Job:
Read the listing below and copy out every line that holds "Template".

[START Given data]

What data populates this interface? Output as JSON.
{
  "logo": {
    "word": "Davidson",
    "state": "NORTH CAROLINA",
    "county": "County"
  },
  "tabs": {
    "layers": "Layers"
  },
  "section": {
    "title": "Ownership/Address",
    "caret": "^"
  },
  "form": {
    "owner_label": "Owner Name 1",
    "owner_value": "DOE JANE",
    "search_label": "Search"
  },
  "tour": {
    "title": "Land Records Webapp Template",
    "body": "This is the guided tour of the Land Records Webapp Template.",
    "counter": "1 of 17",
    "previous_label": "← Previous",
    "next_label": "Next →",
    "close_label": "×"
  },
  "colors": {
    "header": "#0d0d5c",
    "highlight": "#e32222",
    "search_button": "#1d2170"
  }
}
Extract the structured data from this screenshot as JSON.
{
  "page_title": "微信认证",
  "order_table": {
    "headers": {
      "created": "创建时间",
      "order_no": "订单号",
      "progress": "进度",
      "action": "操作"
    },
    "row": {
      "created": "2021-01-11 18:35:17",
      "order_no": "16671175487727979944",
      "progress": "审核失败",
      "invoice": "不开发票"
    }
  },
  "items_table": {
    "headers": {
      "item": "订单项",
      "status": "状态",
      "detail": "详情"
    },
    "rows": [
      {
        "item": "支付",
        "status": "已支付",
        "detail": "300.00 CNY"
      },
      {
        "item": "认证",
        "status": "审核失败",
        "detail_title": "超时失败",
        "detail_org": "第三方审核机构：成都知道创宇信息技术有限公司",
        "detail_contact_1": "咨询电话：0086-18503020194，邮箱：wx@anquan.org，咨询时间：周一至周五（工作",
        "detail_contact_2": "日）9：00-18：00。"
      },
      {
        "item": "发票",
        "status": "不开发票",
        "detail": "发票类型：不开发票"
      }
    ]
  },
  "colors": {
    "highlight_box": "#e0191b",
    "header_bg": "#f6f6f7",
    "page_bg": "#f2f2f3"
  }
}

[END Given data]

Solution for this exercise:
    "title": "Land Records Webapp Template",
    "body": "This is the guided tour of the Land Records Webapp Template.",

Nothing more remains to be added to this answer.